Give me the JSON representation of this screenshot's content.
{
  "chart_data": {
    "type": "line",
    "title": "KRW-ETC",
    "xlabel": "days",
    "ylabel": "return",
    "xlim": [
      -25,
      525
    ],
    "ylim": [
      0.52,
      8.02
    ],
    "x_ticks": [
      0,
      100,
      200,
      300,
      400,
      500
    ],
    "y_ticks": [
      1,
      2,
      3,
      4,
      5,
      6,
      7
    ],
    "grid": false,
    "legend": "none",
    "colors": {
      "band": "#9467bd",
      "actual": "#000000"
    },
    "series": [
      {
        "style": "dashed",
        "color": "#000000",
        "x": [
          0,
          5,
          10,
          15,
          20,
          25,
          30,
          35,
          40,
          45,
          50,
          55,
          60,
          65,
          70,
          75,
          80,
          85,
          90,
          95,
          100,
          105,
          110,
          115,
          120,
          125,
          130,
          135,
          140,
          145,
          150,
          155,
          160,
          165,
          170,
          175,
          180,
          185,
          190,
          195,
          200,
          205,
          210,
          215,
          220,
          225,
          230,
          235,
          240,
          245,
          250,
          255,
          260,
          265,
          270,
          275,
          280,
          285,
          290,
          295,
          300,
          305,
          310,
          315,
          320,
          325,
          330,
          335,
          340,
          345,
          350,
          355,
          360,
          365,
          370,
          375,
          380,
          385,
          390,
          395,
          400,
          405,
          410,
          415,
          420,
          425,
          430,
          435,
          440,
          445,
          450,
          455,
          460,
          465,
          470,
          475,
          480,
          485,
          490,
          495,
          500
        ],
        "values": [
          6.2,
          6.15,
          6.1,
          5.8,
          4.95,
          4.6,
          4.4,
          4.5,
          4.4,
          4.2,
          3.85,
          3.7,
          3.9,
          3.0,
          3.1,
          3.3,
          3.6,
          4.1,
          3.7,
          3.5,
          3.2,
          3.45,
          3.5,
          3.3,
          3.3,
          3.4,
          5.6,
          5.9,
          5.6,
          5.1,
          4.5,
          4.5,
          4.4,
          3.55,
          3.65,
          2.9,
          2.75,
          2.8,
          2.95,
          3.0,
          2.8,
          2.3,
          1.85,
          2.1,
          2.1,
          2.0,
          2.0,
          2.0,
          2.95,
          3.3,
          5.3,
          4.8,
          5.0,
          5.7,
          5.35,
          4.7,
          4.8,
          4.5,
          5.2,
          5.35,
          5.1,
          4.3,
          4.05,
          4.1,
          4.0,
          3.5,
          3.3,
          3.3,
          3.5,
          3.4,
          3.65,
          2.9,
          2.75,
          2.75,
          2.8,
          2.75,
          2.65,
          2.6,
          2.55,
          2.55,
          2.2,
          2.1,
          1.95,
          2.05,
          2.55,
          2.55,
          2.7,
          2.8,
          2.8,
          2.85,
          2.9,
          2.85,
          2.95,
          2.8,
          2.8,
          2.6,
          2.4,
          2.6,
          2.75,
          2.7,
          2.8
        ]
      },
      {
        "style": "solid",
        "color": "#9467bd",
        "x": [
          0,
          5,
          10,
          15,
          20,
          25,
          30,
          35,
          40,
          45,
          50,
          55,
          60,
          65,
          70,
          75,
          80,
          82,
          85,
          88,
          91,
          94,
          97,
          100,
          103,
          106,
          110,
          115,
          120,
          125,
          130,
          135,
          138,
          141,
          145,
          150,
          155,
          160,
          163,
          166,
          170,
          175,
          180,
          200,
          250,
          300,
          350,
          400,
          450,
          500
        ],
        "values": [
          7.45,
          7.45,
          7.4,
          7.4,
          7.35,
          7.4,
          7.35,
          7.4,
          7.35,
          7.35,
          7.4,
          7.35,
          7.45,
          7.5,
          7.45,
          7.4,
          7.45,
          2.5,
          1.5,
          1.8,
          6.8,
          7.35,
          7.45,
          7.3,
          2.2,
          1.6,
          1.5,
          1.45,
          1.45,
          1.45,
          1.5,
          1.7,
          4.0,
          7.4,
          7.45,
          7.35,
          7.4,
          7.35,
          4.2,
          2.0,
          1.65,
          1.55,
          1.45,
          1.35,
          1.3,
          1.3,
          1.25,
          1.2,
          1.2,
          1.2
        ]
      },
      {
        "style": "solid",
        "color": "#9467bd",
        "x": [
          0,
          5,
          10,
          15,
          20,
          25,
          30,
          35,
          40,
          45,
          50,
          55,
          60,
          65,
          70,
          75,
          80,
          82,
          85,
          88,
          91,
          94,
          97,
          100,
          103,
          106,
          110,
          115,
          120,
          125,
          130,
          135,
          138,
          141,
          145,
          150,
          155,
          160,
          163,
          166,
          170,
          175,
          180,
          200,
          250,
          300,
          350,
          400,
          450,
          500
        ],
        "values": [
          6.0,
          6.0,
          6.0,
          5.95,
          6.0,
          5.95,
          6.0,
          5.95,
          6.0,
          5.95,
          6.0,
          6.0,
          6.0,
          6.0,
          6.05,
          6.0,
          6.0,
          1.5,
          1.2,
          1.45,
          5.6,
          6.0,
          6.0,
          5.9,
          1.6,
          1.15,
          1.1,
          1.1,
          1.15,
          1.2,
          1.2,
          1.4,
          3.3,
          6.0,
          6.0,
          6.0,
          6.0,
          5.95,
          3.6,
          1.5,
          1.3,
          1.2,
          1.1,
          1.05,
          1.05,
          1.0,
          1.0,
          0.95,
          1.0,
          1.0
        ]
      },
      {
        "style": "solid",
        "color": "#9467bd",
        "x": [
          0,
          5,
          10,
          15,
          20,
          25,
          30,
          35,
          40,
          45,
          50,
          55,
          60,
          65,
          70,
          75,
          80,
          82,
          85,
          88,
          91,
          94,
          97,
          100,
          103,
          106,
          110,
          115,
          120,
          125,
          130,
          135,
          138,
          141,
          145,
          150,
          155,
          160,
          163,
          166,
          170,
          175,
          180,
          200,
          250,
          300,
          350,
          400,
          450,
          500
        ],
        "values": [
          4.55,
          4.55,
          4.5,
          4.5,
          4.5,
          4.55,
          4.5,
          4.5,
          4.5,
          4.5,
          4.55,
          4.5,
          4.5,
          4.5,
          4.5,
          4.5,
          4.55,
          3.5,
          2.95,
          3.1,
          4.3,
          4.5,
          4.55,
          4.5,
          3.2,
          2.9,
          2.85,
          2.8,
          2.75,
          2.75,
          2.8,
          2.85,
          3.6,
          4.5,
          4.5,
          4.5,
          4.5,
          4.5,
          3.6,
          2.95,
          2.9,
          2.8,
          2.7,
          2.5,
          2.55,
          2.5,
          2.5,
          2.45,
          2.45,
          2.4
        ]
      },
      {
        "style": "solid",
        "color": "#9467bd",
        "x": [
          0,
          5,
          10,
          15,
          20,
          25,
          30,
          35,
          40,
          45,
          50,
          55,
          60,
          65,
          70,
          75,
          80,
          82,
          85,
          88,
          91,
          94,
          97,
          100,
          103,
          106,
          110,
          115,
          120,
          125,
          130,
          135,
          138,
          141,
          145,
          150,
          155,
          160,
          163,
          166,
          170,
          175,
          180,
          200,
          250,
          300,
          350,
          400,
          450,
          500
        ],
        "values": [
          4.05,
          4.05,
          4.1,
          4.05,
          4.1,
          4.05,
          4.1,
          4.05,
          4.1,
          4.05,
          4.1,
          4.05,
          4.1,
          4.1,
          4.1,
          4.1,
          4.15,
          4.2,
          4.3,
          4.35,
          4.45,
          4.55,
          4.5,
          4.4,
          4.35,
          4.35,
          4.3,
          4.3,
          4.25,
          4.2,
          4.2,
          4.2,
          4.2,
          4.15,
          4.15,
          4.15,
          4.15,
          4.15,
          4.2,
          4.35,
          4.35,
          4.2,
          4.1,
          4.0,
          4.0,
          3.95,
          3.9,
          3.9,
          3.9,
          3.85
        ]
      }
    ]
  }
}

**What is required:** Write the material out exactly, with nothing left out.

**Response to the exercise:**
Give me the JSON representation of this screenshot's content.
{
  "chart_data": {
    "type": "line",
    "title": "KRW-ETC",
    "xlabel": "days",
    "ylabel": "return",
    "xlim": [
      -25,
      525
    ],
    "ylim": [
      0.52,
      8.02
    ],
    "x_ticks": [
      0,
      100,
      200,
      300,
      400,
      500
    ],
    "y_ticks": [
      1,
      2,
      3,
      4,
      5,
      6,
      7
    ],
    "grid": false,
    "legend": "none",
    "colors": {
      "band": "#9467bd",
      "actual": "#000000"
    },
    "series": [
      {
        "style": "dashed",
        "color": "#000000",
        "x": [
          0,
          5,
          10,
          15,
          20,
          25,
          30,
          35,
          40,
          45,
          50,
          55,
          60,
          65,
          70,
          75,
          80,
          85,
          90,
          95,
          100,
          105,
          110,
          115,
          120,
          125,
          130,
          135,
          140,
          145,
          150,
          155,
          160,
          165,
          170,
          175,
          180,
          185,
          190,
          195,
          200,
          205,
          210,
          215,
          220,
          225,
          230,
          235,
          240,
          245,
          250,
          255,
          260,
          265,
          270,
          275,
          280,
          285,
          290,
          295,
          300,
          305,
          310,
          315,
          320,
          325,
          330,
          335,
          340,
          345,
          350,
          355,
          360,
          365,
          370,
          375,
          380,
          385,
          390,
          395,
          400,
          405,
          410,
          415,
          420,
          425,
          430,
          435,
          440,
          445,
          450,
          455,
          460,
          465,
          470,
          475,
          480,
          485,
          490,
          495,
          500
        ],
        "values": [
          6.2,
          6.15,
          6.1,
          5.8,
          4.95,
          4.6,
          4.4,
          4.5,
          4.4,
          4.2,
          3.85,
          3.7,
          3.9,
          3.0,
          3.1,
          3.3,
          3.6,
          4.1,
          3.7,
          3.5,
          3.2,
          3.45,
          3.5,
          3.3,
          3.3,
          3.4,
          5.6,
          5.9,
          5.6,
          5.1,
          4.5,
          4.5,
          4.4,
          3.55,
          3.65,
          2.9,
          2.75,
          2.8,
          2.95,
          3.0,
          2.8,
          2.3,
          1.85,
          2.1,
          2.1,
          2.0,
          2.0,
          2.0,
          2.95,
          3.3,
          5.3,
          4.8,
          5.0,
          5.7,
          5.35,
          4.7,
          4.8,
          4.5,
          5.2,
          5.35,
          5.1,
          4.3,
          4.05,
          4.1,
          4.0,
          3.5,
          3.3,
          3.3,
          3.5,
          3.4,
          3.65,
          2.9,
          2.75,
          2.75,
          2.8,
          2.75,
          2.65,
          2.6,
          2.55,
          2.55,
          2.2,
          2.1,
          1.95,
          2.05,
          2.55,
          2.55,
          2.7,
          2.8,
          2.8,
          2.85,
          2.9,
          2.85,
          2.95,
          2.8,
          2.8,
          2.6,
          2.4,
          2.6,
          2.75,
          2.7,
          2.8
        ]
      },
      {
        "style": "solid",
        "color": "#9467bd",
        "x": [
          0,
          5,
          10,
          15,
          20,
          25,
          30,
          35,
          40,
          45,
          50,
          55,
          60,
          65,
          70,
          75,
          80,
          82,
          85,
          88,
          91,
          94,
          97,
          100,
          103,
          106,
          110,
          115,
          120,
          125,
          130,
          135,
          138,
          141,
          145,
          150,
          155,
          160,
          163,
          166,
          170,
          175,
          180,
          200,
          250,
          300,
          350,
          400,
          450,
          500
        ],
        "values": [
          7.45,
          7.45,
          7.4,
          7.4,
          7.35,
          7.4,
          7.35,
          7.4,
          7.35,
          7.35,
          7.4,
          7.35,
          7.45,
          7.5,
          7.45,
          7.4,
          7.45,
          2.5,
          1.5,
          1.8,
          6.8,
          7.35,
          7.45,
          7.3,
          2.2,
          1.6,
          1.5,
          1.45,
          1.45,
          1.45,
          1.5,
          1.7,
          4.0,
          7.4,
          7.45,
          7.35,
          7.4,
          7.35,
          4.2,
          2.0,
          1.65,
          1.55,
          1.45,
          1.35,
          1.3,
          1.3,
          1.25,
          1.2,
          1.2,
          1.2
        ]
      },
      {
        "style": "solid",
        "color": "#9467bd",
        "x": [
          0,
          5,
          10,
          15,
          20,
          25,
          30,
          35,
          40,
          45,
          50,
          55,
          60,
          65,
          70,
          75,
          80,
          82,
          85,
          88,
          91,
          94,
          97,
          100,
          103,
          106,
          110,
          115,
          120,
          125,
          130,
          135,
          138,
          141,
          145,
          150,
          155,
          160,
          163,
          166,
          170,
          175,
          180,
          200,
          250,
          300,
          350,
          400,
          450,
          500
        ],
        "values": [
          6.0,
          6.0,
          6.0,
          5.95,
          6.0,
          5.95,
          6.0,
          5.95,
          6.0,
          5.95,
          6.0,
          6.0,
          6.0,
          6.0,
          6.05,
          6.0,
          6.0,
          1.5,
          1.2,
          1.45,
          5.6,
          6.0,
          6.0,
          5.9,
          1.6,
          1.15,
          1.1,
          1.1,
          1.15,
          1.2,
          1.2,
          1.4,
          3.3,
          6.0,
          6.0,
          6.0,
          6.0,
          5.95,
          3.6,
          1.5,
          1.3,
          1.2,
          1.1,
          1.05,
          1.05,
          1.0,
          1.0,
          0.95,
          1.0,
          1.0
        ]
      },
      {
        "style": "solid",
        "color": "#9467bd",
        "x": [
          0,
          5,
          10,
          15,
          20,
          25,
          30,
          35,
          40,
          45,
          50,
          55,
          60,
          65,
          70,
          75,
          80,
          82,
          85,
          88,
          91,
          94,
          97,
          100,
          103,
          106,
          110,
          115,
          120,
          125,
          130,
          135,
          138,
          141,
          145,
          150,
          155,
          160,
          163,
          166,
          170,
          175,
          180,
          200,
          250,
          300,
          350,
          400,
          450,
          500
        ],
        "values": [
          4.55,
          4.55,
          4.5,
          4.5,
          4.5,
          4.55,
          4.5,
          4.5,
          4.5,
          4.5,
          4.55,
          4.5,
          4.5,
          4.5,
          4.5,
          4.5,
          4.55,
          3.5,
          2.95,
          3.1,
          4.3,
          4.5,
          4.55,
          4.5,
          3.2,
          2.9,
          2.85,
          2.8,
          2.75,
          2.75,
          2.8,
          2.85,
          3.6,
          4.5,
          4.5,
          4.5,
          4.5,
          4.5,
          3.6,
          2.95,
          2.9,
          2.8,
          2.7,
          2.5,
          2.55,
          2.5,
          2.5,
          2.45,
          2.45,
          2.4
        ]
      },
      {
        "style": "solid",
        "color": "#9467bd",
        "x": [
          0,
          5,
          10,
          15,
          20,
          25,
          30,
          35,
          40,
          45,
          50,
          55,
          60,
          65,
          70,
          75,
          80,
          82,
          85,
          88,
          91,
          94,
          97,
          100,
          103,
          106,
          110,
          115,
          120,
          125,
          130,
          135,
          138,
          141,
          145,
          150,
          155,
          160,
          163,
          166,
          170,
          175,
          180,
          200,
          250,
          300,
          350,
          400,
          450,
          500
        ],
        "values": [
          4.05,
          4.05,
          4.1,
          4.05,
          4.1,
          4.05,
          4.1,
          4.05,
          4.1,
          4.05,
          4.1,
          4.05,
          4.1,
          4.1,
          4.1,
          4.1,
          4.15,
          4.2,
          4.3,
          4.35,
          4.45,
          4.55,
          4.5,
          4.4,
          4.35,
          4.35,
          4.3,
          4.3,
          4.25,
          4.2,
          4.2,
          4.2,
          4.2,
          4.15,
          4.15,
          4.15,
          4.15,
          4.15,
          4.2,
          4.35,
          4.35,
          4.2,
          4.1,
          4.0,
          4.0,
          3.95,
          3.9,
          3.9,
          3.9,
          3.85
        ]
      }
    ]
  }
}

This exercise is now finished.